**Given data**
....
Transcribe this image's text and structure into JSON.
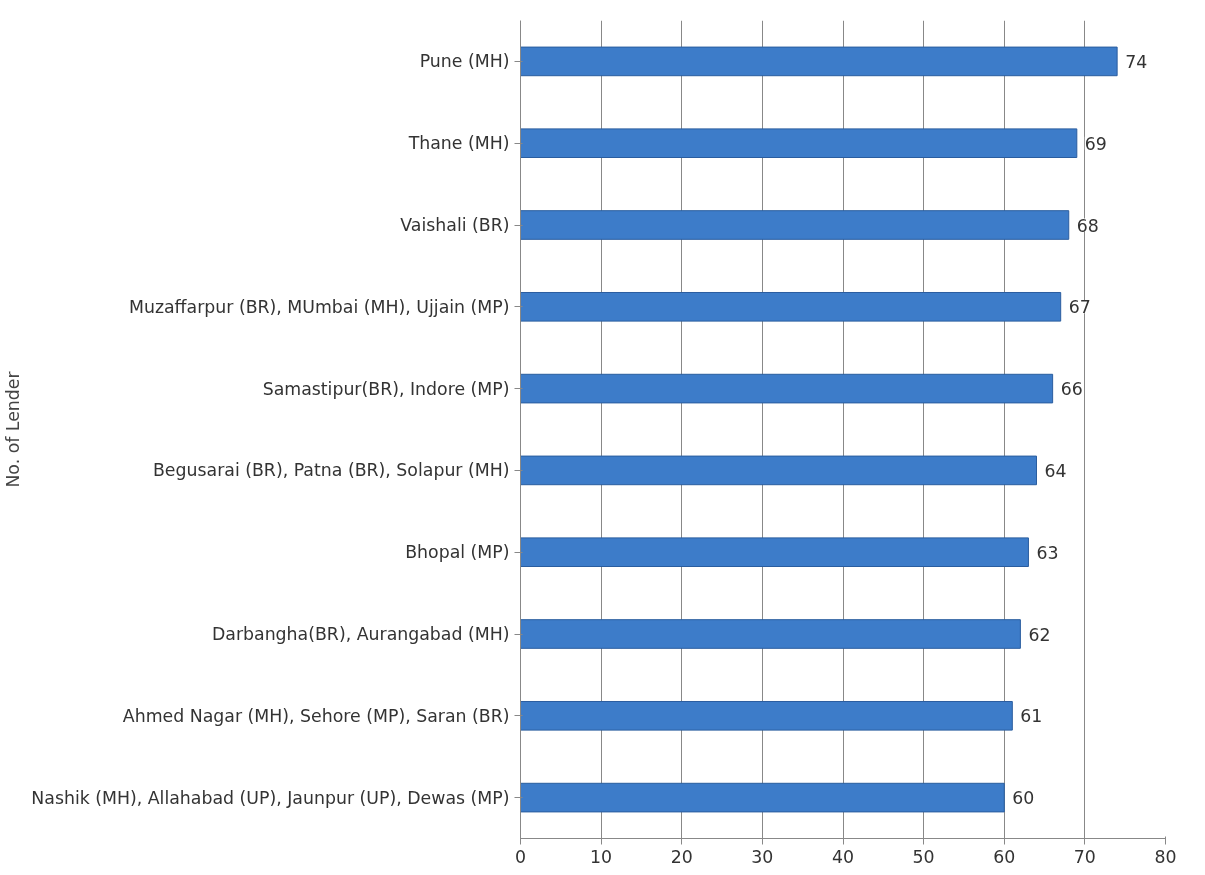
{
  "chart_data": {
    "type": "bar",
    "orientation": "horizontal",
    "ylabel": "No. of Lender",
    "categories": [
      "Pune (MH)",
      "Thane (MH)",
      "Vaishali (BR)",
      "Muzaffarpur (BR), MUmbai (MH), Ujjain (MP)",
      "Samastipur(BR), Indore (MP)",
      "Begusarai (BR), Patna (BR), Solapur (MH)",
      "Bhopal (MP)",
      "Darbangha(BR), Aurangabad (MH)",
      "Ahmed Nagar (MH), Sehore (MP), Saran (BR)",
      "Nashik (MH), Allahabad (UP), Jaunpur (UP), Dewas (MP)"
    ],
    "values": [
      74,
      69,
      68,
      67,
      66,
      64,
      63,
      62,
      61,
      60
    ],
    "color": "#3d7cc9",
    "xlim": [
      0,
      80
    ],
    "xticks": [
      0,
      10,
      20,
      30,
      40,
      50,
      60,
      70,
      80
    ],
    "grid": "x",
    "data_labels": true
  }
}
....
The pictures should not be reproduced; quote all of the other material exactly.

**Finished exercise**
Transcribe this image's text and structure into JSON.
{
  "chart_data": {
    "type": "bar",
    "orientation": "horizontal",
    "ylabel": "No. of Lender",
    "categories": [
      "Pune (MH)",
      "Thane (MH)",
      "Vaishali (BR)",
      "Muzaffarpur (BR), MUmbai (MH), Ujjain (MP)",
      "Samastipur(BR), Indore (MP)",
      "Begusarai (BR), Patna (BR), Solapur (MH)",
      "Bhopal (MP)",
      "Darbangha(BR), Aurangabad (MH)",
      "Ahmed Nagar (MH), Sehore (MP), Saran (BR)",
      "Nashik (MH), Allahabad (UP), Jaunpur (UP), Dewas (MP)"
    ],
    "values": [
      74,
      69,
      68,
      67,
      66,
      64,
      63,
      62,
      61,
      60
    ],
    "color": "#3d7cc9",
    "xlim": [
      0,
      80
    ],
    "xticks": [
      0,
      10,
      20,
      30,
      40,
      50,
      60,
      70,
      80
    ],
    "grid": "x",
    "data_labels": true
  }
}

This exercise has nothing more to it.